The problem:
Exactly as written, please set down all of the entries again, with no pictures.

Exercise materials:
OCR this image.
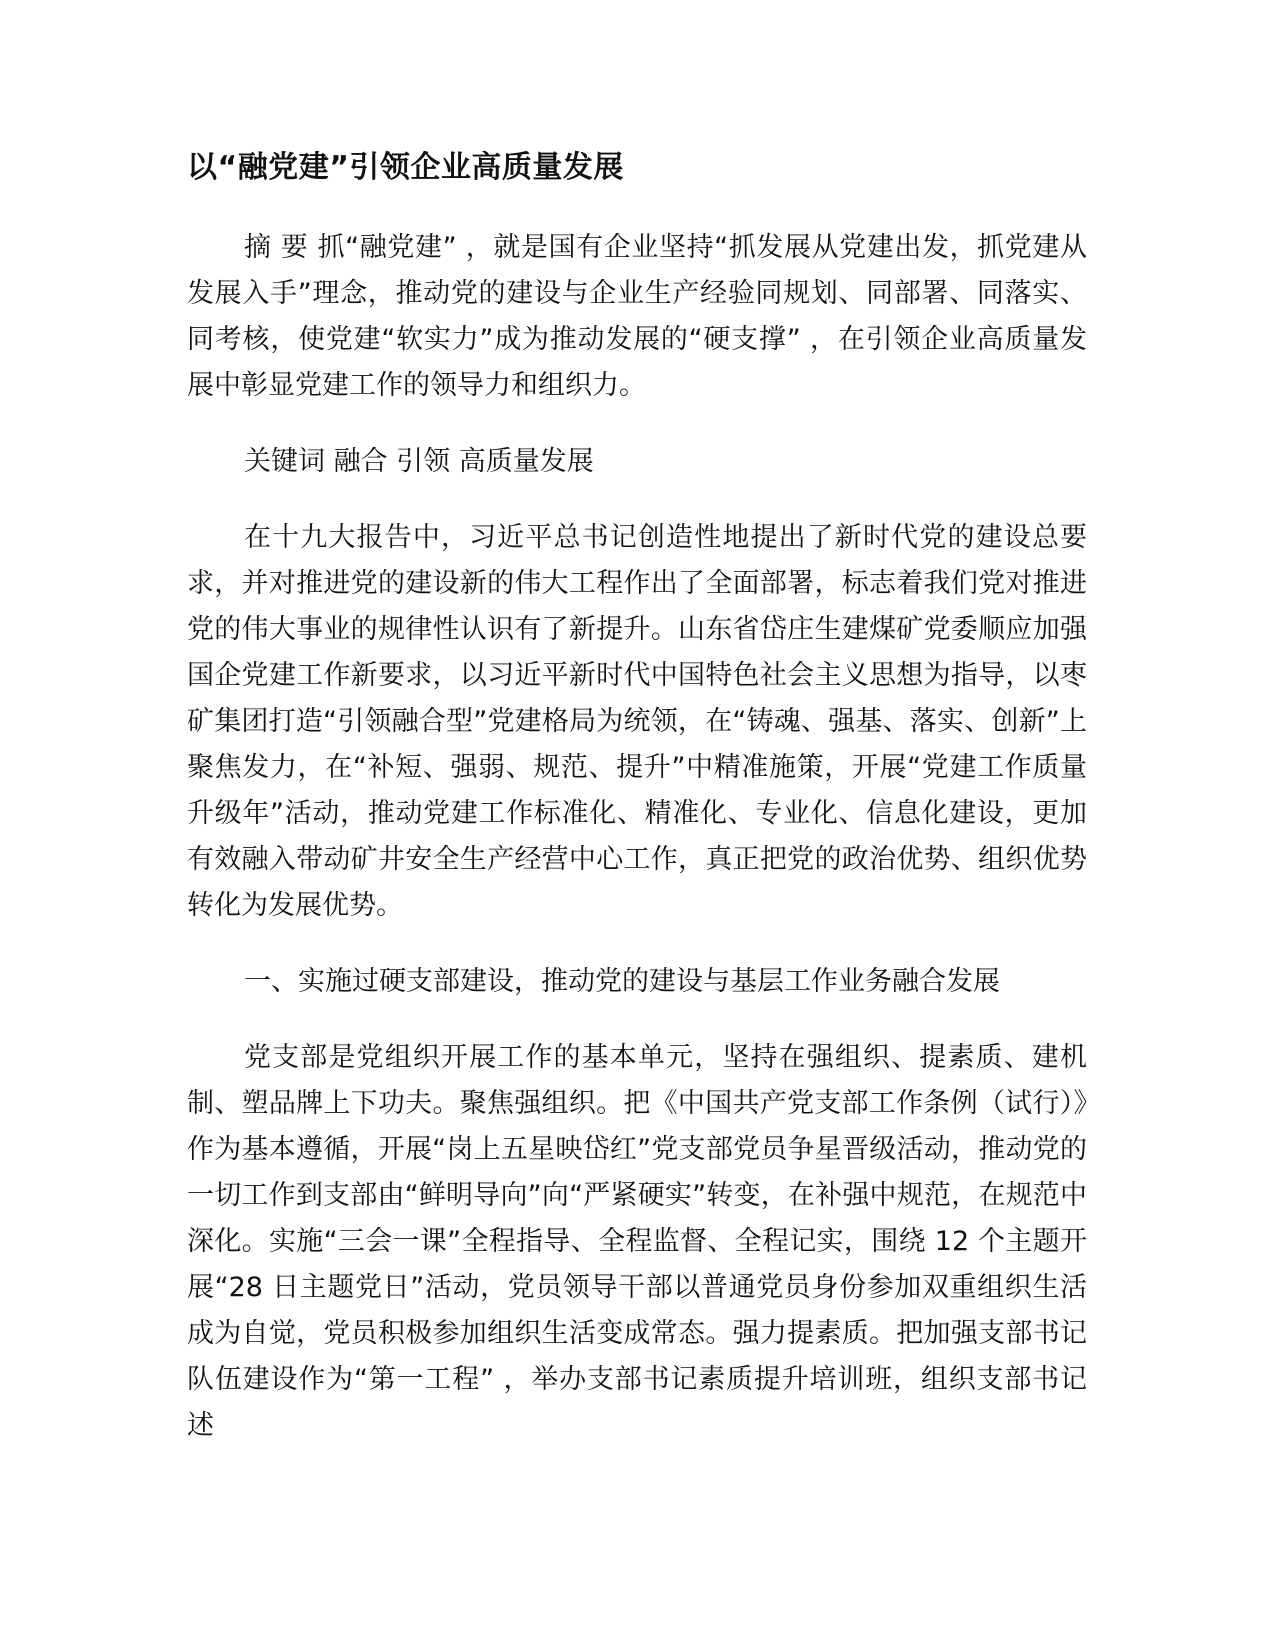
以“融党建”引领企业高质量发展

摘 要 抓“融党建” ，就是国有企业坚持“抓发展从党建出发，抓党建从发展入手”理念，推动党的建设与企业生产经验同规划、同部署、同落实、同考核，使党建“软实力”成为推动发展的“硬支撑” ，在引领企业高质量发展中彰显党建工作的领导力和组织力。

关键词 融合 引领 高质量发展

在十九大报告中，习近平总书记创造性地提出了新时代党的建设总要求，并对推进党的建设新的伟大工程作出了全面部署，标志着我们党对推进党的伟大事业的规律性认识有了新提升。山东省岱庄生建煤矿党委顺应加强国企党建工作新要求，以习近平新时代中国特色社会主义思想为指导，以枣矿集团打造“引领融合型”党建格局为统领，在“铸魂、强基、落实、创新”上聚焦发力，在“补短、强弱、规范、提升”中精准施策，开展“党建工作质量升级年”活动，推动党建工作标准化、精准化、专业化、信息化建设，更加有效融入带动矿井安全生产经营中心工作，真正把党的政治优势、组织优势转化为发展优势。

一、实施过硬支部建设，推动党的建设与基层工作业务融合发展

党支部是党组织开展工作的基本单元，坚持在强组织、提素质、建机制、塑品牌上下功夫。聚焦强组织。把《中国共产党支部工作条例（试行）》作为基本遵循，开展“岗上五星映岱红”党支部党员争星晋级活动，推动党的一切工作到支部由“鲜明导向”向“严紧硬实”转变，在补强中规范，在规范中深化。实施“三会一课”全程指导、全程监督、全程记实，围绕 12 个主题开展“28 日主题党日”活动，党员领导干部以普通党员身份参加双重组织生活成为自觉，党员积极参加组织生活变成常态。强力提素质。把加强支部书记队伍建设作为“第一工程” ，举办支部书记素质提升培训班，组织支部书记述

Finished answer:
OCR this image.
以“融党建”引领企业高质量发展

摘 要 抓“融党建” ，就是国有企业坚持“抓发展从党建出发，抓党建从发展入手”理念，推动党的建设与企业生产经验同规划、同部署、同落实、同考核，使党建“软实力”成为推动发展的“硬支撑” ，在引领企业高质量发展中彰显党建工作的领导力和组织力。

关键词 融合 引领 高质量发展

在十九大报告中，习近平总书记创造性地提出了新时代党的建设总要求，并对推进党的建设新的伟大工程作出了全面部署，标志着我们党对推进党的伟大事业的规律性认识有了新提升。山东省岱庄生建煤矿党委顺应加强国企党建工作新要求，以习近平新时代中国特色社会主义思想为指导，以枣矿集团打造“引领融合型”党建格局为统领，在“铸魂、强基、落实、创新”上聚焦发力，在“补短、强弱、规范、提升”中精准施策，开展“党建工作质量升级年”活动，推动党建工作标准化、精准化、专业化、信息化建设，更加有效融入带动矿井安全生产经营中心工作，真正把党的政治优势、组织优势转化为发展优势。

一、实施过硬支部建设，推动党的建设与基层工作业务融合发展

党支部是党组织开展工作的基本单元，坚持在强组织、提素质、建机制、塑品牌上下功夫。聚焦强组织。把《中国共产党支部工作条例（试行）》作为基本遵循，开展“岗上五星映岱红”党支部党员争星晋级活动，推动党的一切工作到支部由“鲜明导向”向“严紧硬实”转变，在补强中规范，在规范中深化。实施“三会一课”全程指导、全程监督、全程记实，围绕 12 个主题开展“28 日主题党日”活动，党员领导干部以普通党员身份参加双重组织生活成为自觉，党员积极参加组织生活变成常态。强力提素质。把加强支部书记队伍建设作为“第一工程” ，举办支部书记素质提升培训班，组织支部书记述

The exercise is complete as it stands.